*Given problem*
Reproduce the listing verbatim.

*Dataset entries*
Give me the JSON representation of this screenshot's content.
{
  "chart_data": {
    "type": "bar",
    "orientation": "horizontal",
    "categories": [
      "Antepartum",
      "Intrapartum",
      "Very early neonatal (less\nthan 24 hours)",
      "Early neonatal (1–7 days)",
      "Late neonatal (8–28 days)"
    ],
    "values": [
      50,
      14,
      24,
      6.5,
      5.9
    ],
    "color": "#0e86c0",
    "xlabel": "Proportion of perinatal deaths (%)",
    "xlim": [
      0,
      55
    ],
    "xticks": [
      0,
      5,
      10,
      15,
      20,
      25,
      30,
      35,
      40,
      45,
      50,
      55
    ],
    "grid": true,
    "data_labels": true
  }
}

*Answer to this problem*
Give me the JSON representation of this screenshot's content.
{
  "chart_data": {
    "type": "bar",
    "orientation": "horizontal",
    "categories": [
      "Antepartum",
      "Intrapartum",
      "Very early neonatal (less\nthan 24 hours)",
      "Early neonatal (1–7 days)",
      "Late neonatal (8–28 days)"
    ],
    "values": [
      50,
      14,
      24,
      6.5,
      5.9
    ],
    "color": "#0e86c0",
    "xlabel": "Proportion of perinatal deaths (%)",
    "xlim": [
      0,
      55
    ],
    "xticks": [
      0,
      5,
      10,
      15,
      20,
      25,
      30,
      35,
      40,
      45,
      50,
      55
    ],
    "grid": true,
    "data_labels": true
  }
}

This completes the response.